THE PROBLEM: Copy out every record below exactly as written, but leave out any pictures.
begin DATASET RECORDS
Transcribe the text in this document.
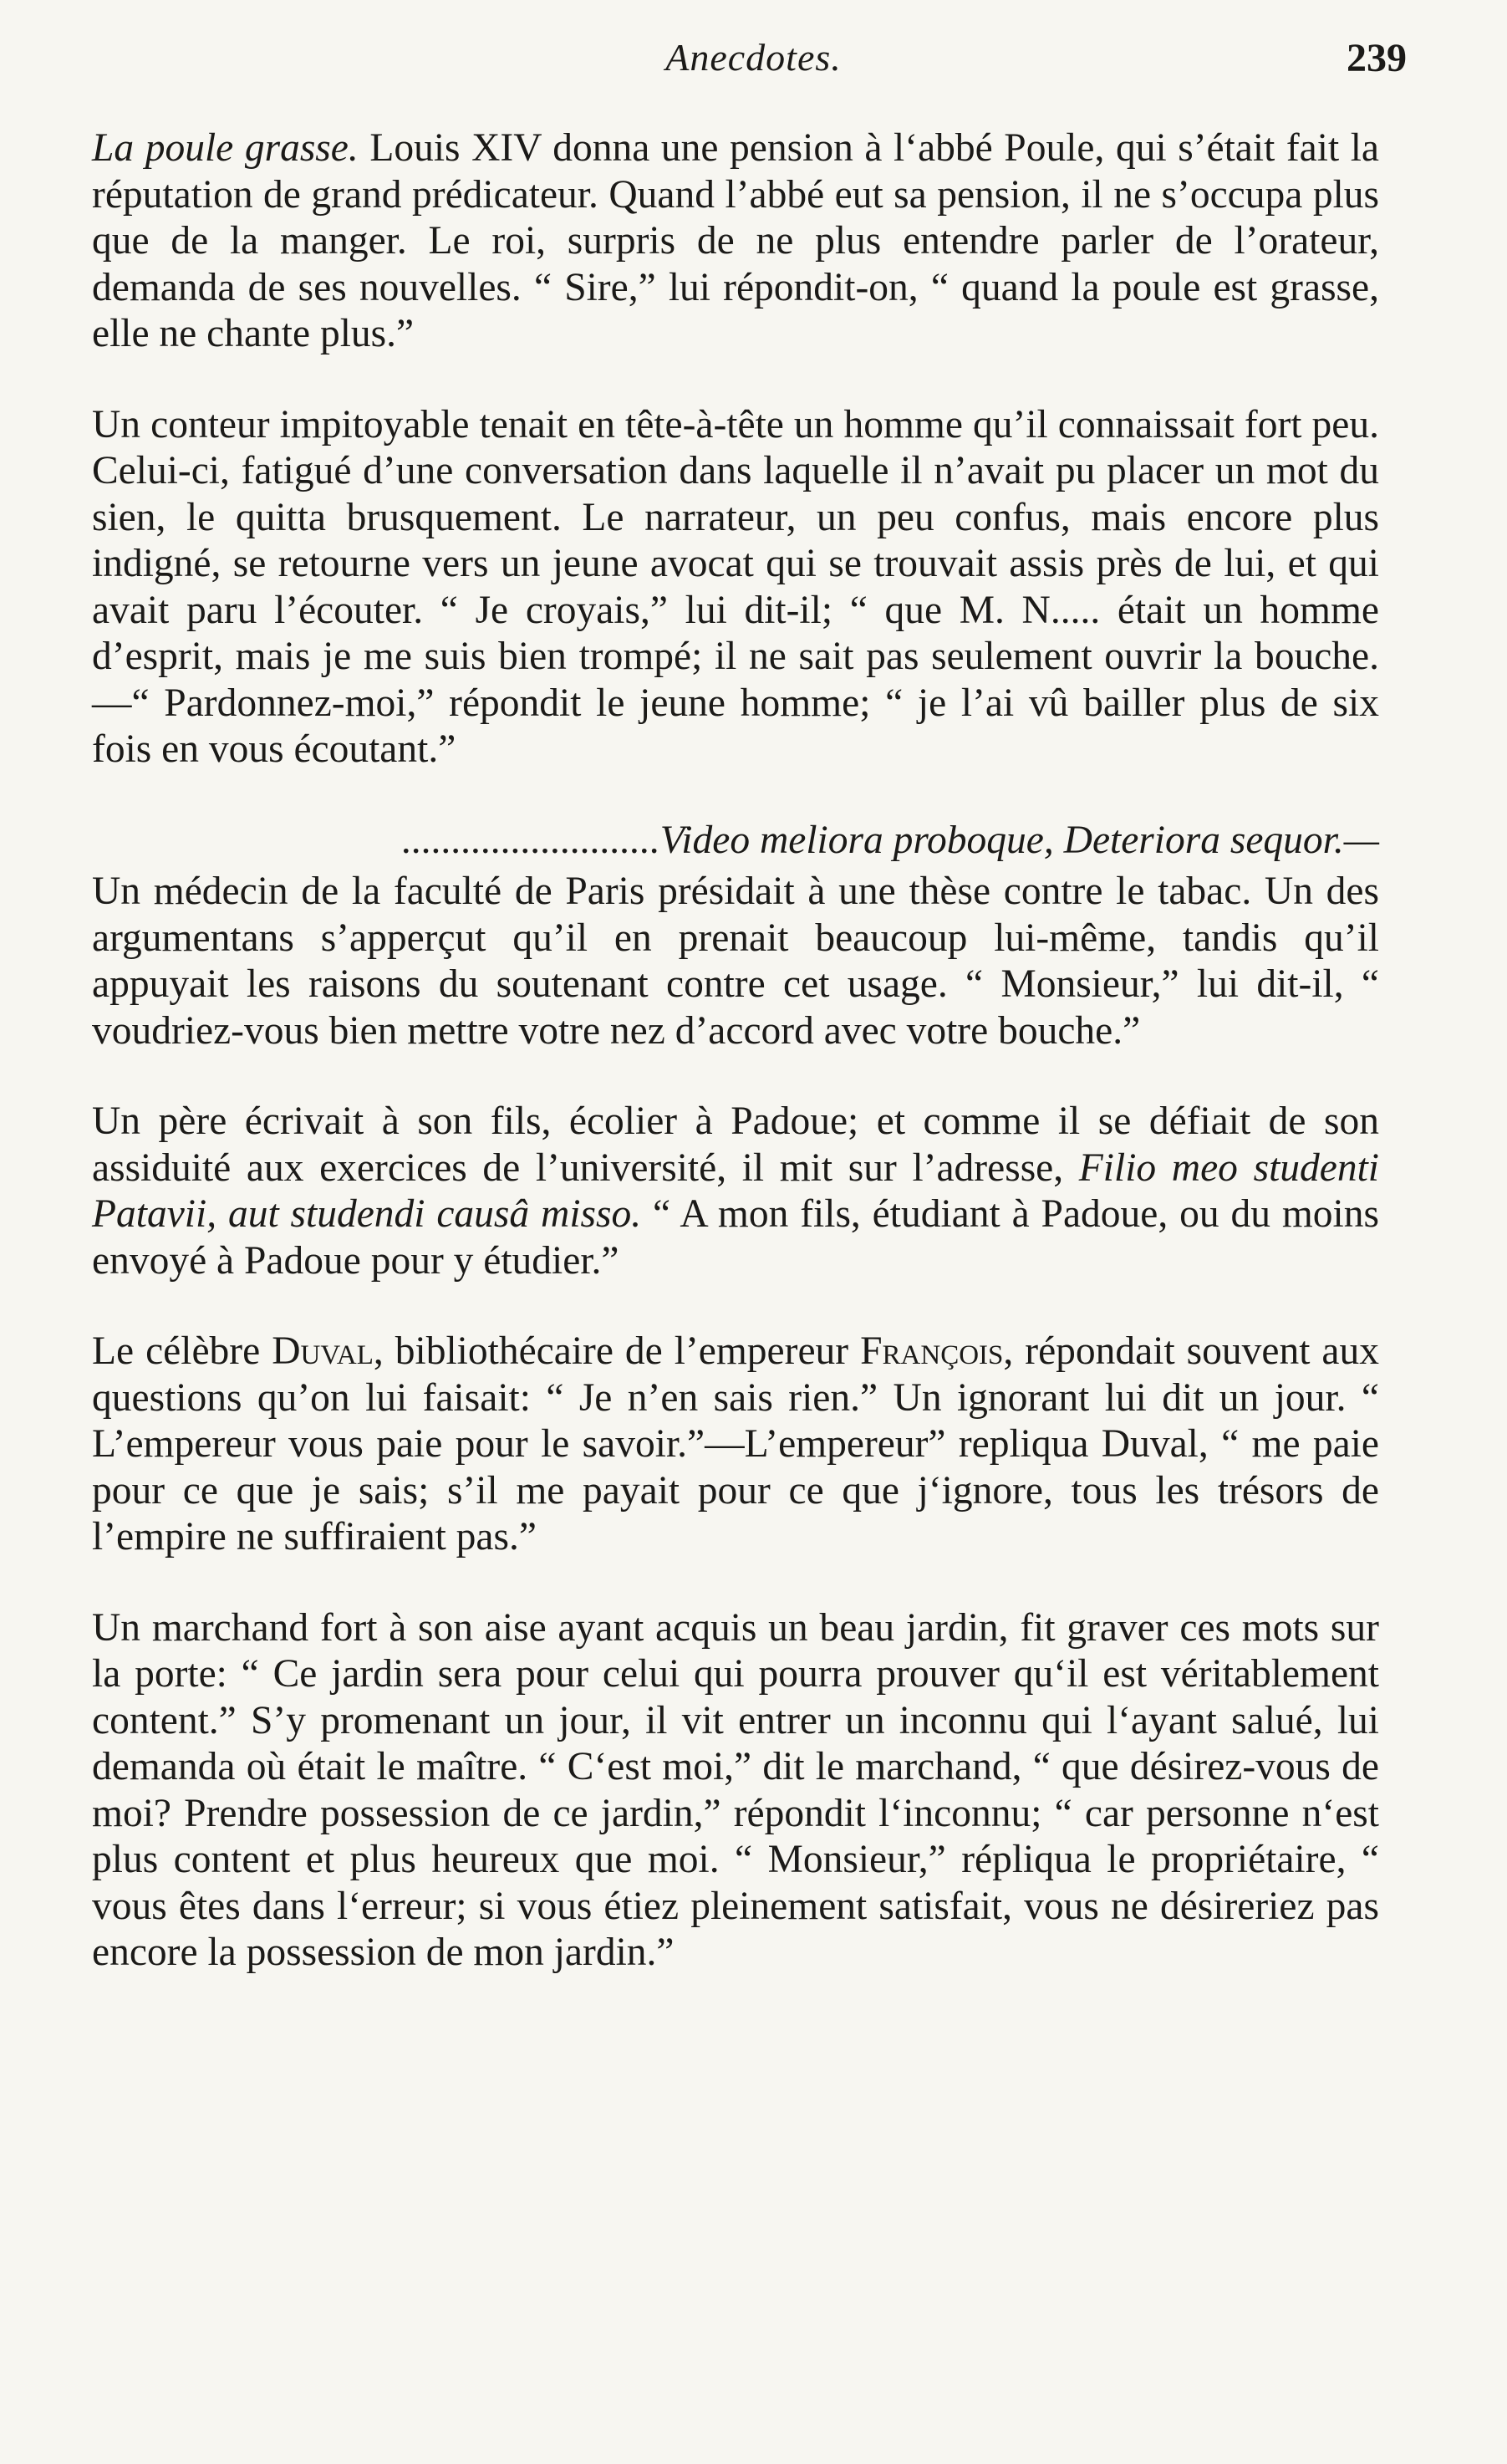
Anecdotes.	239

La poule grasse. Louis XIV donna une pension à l‘abbé Poule, qui s’était fait la réputation de grand prédicateur. Quand l’abbé eut sa pension, il ne s’occupa plus que de la manger. Le roi, surpris de ne plus entendre parler de l’orateur, demanda de ses nouvelles. “ Sire,” lui répondit-on, “ quand la poule est grasse, elle ne chante plus.”

Un conteur impitoyable tenait en tête-à-tête un homme qu’il connaissait fort peu. Celui-ci, fatigué d’une conversation dans laquelle il n’avait pu placer un mot du sien, le quitta brusquement. Le narrateur, un peu confus, mais encore plus indigné, se retourne vers un jeune avocat qui se trouvait assis près de lui, et qui avait paru l’écouter. “ Je croyais,” lui dit-il; “ que M. N..... était un homme d’esprit, mais je me suis bien trompé; il ne sait pas seulement ouvrir la bouche.—“ Pardonnez-moi,” répondit le jeune homme; “ je l’ai vû bailler plus de six fois en vous écoutant.”

..........................Video meliora proboque, Deteriora sequor.—

Un médecin de la faculté de Paris présidait à une thèse contre le tabac. Un des argumentans s’apperçut qu’il en prenait beaucoup lui-même, tandis qu’il appuyait les raisons du soutenant contre cet usage. “ Monsieur,” lui dit-il, “ voudriez-vous bien mettre votre nez d’accord avec votre bouche.”

Un père écrivait à son fils, écolier à Padoue; et comme il se défiait de son assiduité aux exercices de l’université, il mit sur l’adresse, Filio meo studenti Patavii, aut studendi causâ misso. “ A mon fils, étudiant à Padoue, ou du moins envoyé à Padoue pour y étudier.”

Le célèbre Duval, bibliothécaire de l’empereur François, répondait souvent aux questions qu’on lui faisait: “ Je n’en sais rien.” Un ignorant lui dit un jour. “ L’empereur vous paie pour le savoir.”—L’empereur” repliqua Duval, “ me paie pour ce que je sais; s’il me payait pour ce que j‘ignore, tous les trésors de l’empire ne suffiraient pas.”

Un marchand fort à son aise ayant acquis un beau jardin, fit graver ces mots sur la porte: “ Ce jardin sera pour celui qui pourra prouver qu‘il est véritablement content.” S’y promenant un jour, il vit entrer un inconnu qui l‘ayant salué, lui demanda où était le maître. “ C‘est moi,” dit le marchand, “ que désirez-vous de moi? Prendre possession de ce jardin,” répondit l‘inconnu; “ car personne n‘est plus content et plus heureux que moi. “ Monsieur,” répliqua le propriétaire, “ vous êtes dans l‘erreur; si vous étiez pleinement satisfait, vous ne désireriez pas encore la possession de mon jardin.”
end DATASET RECORDS
RESPONSE BELOW:
Transcribe the text in this document.
Anecdotes.	239

La poule grasse. Louis XIV donna une pension à l‘abbé Poule, qui s’était fait la réputation de grand prédicateur. Quand l’abbé eut sa pension, il ne s’occupa plus que de la manger. Le roi, surpris de ne plus entendre parler de l’orateur, demanda de ses nouvelles. “ Sire,” lui répondit-on, “ quand la poule est grasse, elle ne chante plus.”

Un conteur impitoyable tenait en tête-à-tête un homme qu’il connaissait fort peu. Celui-ci, fatigué d’une conversation dans laquelle il n’avait pu placer un mot du sien, le quitta brusquement. Le narrateur, un peu confus, mais encore plus indigné, se retourne vers un jeune avocat qui se trouvait assis près de lui, et qui avait paru l’écouter. “ Je croyais,” lui dit-il; “ que M. N..... était un homme d’esprit, mais je me suis bien trompé; il ne sait pas seulement ouvrir la bouche.—“ Pardonnez-moi,” répondit le jeune homme; “ je l’ai vû bailler plus de six fois en vous écoutant.”

..........................Video meliora proboque, Deteriora sequor.—

Un médecin de la faculté de Paris présidait à une thèse contre le tabac. Un des argumentans s’apperçut qu’il en prenait beaucoup lui-même, tandis qu’il appuyait les raisons du soutenant contre cet usage. “ Monsieur,” lui dit-il, “ voudriez-vous bien mettre votre nez d’accord avec votre bouche.”

Un père écrivait à son fils, écolier à Padoue; et comme il se défiait de son assiduité aux exercices de l’université, il mit sur l’adresse, Filio meo studenti Patavii, aut studendi causâ misso. “ A mon fils, étudiant à Padoue, ou du moins envoyé à Padoue pour y étudier.”

Le célèbre Duval, bibliothécaire de l’empereur François, répondait souvent aux questions qu’on lui faisait: “ Je n’en sais rien.” Un ignorant lui dit un jour. “ L’empereur vous paie pour le savoir.”—L’empereur” repliqua Duval, “ me paie pour ce que je sais; s’il me payait pour ce que j‘ignore, tous les trésors de l’empire ne suffiraient pas.”

Un marchand fort à son aise ayant acquis un beau jardin, fit graver ces mots sur la porte: “ Ce jardin sera pour celui qui pourra prouver qu‘il est véritablement content.” S’y promenant un jour, il vit entrer un inconnu qui l‘ayant salué, lui demanda où était le maître. “ C‘est moi,” dit le marchand, “ que désirez-vous de moi? Prendre possession de ce jardin,” répondit l‘inconnu; “ car personne n‘est plus content et plus heureux que moi. “ Monsieur,” répliqua le propriétaire, “ vous êtes dans l‘erreur; si vous étiez pleinement satisfait, vous ne désireriez pas encore la possession de mon jardin.”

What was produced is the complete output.